→ REQUIRED ACTION:
Carry on the article about composer Florence B. Price below, starting after its last sentence and keeping its style.
Start of EXTRACT PROVIDED
Monday, April 8, 2013

Florence B. Price, Born April 9, 1887, Was First African American Woman Composer To Have A Symphony Performed By A Major Orchestra


Florence B. Price: Concerto in One Movement and Symphony in E Minor
Recorded Music of the African Diaspora, Vol. 3
 CBMR/Albany Records TROY1295 (2011)

Florence B. Price was born on April 9, 1887. Professor Dominique-René de Lerma, http://www.CasaMusicaledeLerma.com, has generously made his research on her available to AfriClassical.com. Marian Anderson was among many singers who used her arrangements of Negro spirituals. Price was born and raised in Little Rock, where her mother, Florence Gulliver Smith, owned a restaurant, and her father, James H. Smith, was the city's only Black dentist. The child's first piano teacher was her mother. 

Dr. De Lerma writes: In elementary school she was a student of Charlotte Andrews Stephens. Her first work was published when she was 11.” He continues: “In 1903, having graduated from Capitol High School, she entered the New England Conservatory (B.M., 1906, organ and piano performance) studying with Frederick S. Converse and George Whitefield Chadwick (music theory), and Henry M. Dunham (organ), starting to think seriously about composition.”
End of EXTRACT PROVIDED
Start of DATA FOR REVIEW
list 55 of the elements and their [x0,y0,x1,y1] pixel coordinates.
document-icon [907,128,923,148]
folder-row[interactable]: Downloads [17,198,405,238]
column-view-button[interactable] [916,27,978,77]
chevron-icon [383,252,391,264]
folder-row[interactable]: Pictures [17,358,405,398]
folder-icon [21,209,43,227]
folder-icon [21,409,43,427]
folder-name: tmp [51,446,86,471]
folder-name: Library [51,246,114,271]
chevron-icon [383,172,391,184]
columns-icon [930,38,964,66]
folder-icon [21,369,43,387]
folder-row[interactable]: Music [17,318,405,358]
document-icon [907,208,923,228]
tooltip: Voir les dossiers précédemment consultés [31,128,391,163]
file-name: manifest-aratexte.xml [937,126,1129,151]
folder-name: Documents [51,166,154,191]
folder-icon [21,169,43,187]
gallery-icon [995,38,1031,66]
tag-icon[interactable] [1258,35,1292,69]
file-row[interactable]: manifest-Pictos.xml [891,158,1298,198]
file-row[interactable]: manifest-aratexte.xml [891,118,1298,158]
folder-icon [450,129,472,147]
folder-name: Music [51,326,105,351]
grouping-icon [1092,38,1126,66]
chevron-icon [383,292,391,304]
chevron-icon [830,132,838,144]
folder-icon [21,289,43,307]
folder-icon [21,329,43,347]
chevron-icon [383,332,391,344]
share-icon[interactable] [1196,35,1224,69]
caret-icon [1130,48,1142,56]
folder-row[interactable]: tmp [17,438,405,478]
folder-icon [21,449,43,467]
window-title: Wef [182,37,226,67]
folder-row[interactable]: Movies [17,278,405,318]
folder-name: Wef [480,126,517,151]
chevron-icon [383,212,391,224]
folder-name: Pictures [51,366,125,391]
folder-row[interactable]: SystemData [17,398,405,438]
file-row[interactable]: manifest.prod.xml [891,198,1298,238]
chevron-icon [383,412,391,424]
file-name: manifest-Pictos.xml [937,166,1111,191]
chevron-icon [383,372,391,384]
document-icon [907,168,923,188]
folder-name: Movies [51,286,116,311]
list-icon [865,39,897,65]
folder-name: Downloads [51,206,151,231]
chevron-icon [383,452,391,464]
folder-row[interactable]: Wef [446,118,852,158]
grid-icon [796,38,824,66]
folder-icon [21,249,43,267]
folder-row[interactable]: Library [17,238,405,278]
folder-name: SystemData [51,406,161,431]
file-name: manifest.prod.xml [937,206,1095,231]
End of DATA FOR REVIEW
→ WRITTEN RESPONSE:
Price taught for a year at Cotton Plant-Arkadelphia in Arkansas, and served on the faculties of Shorter College (1906-1910) and Atlanta's Clark University (1910-1912), before returning to Little Rock to teach music privately and compose. “In 1912 Florence B. Price married Thomas J. Price, an attorney in Little Rock. Prof. De Lerma tells us: Little Rock had been a comfortable city for Black residents, but racial problems began to develop and she moved with her husband, attorney Thomas J. Price, and their two daughters to Chicago in 1927 or 1928.” The marriage did not endure, and Price and her children found themselves in difficult financial circumstances for a time.


A blog post in Women's Voices For Change on March 8, 2013 adds some details of the personal life of Florence B. Price:  “It was between the ending of the first marriage and the beginning of the new one that Florence fine-tuned her groundbreaking composition, Symphony in E Minor.” The post identifies the composer's second husband as Pusey Dell Arnett. Florence Price kept the name by which she was known professionally when she remarried; an unusual choicp at the time.

Fantasie Nègre (8:56) is a work which is found on the CD Leonarda 339 (1995). It is performed by Helen Walker-Hill, piano, and Gregory Walker, violin. Walker-Hill describes it: “Composed in 1929, it is her first ambitious work for piano, and combines Negro melodic and rhythmic idioms with classical European forms and techniques, presenting ternary and variation forms in florid fantasia-style. The theme is the spiritual Sinner, Please Don't Let This Harvest Pass.”

The composer turned to competitions as a way to achieve recognition
. After numerous submissions her efforts were finally rewarded in 1932 with multiple Wanamaker prizes. Rosalyn Story writes: "In the widely revered Wanamaker Competition in 1932, she won four prizes, including the top prize for a symphonic composition. (It was a banner year for Black women composers: Bonds, Price's student, also competed and won a prize.) Frederick Stock, then conductor of the Chicago Symphony Orchestra, presented Price's Symphony in E Minor for the Chicago World's Fair (Century of Progress Exposition) in 1933. It was the first time a symphony written by a Black woman had been performed by a major symphony orchestra." Critics raved unanimously.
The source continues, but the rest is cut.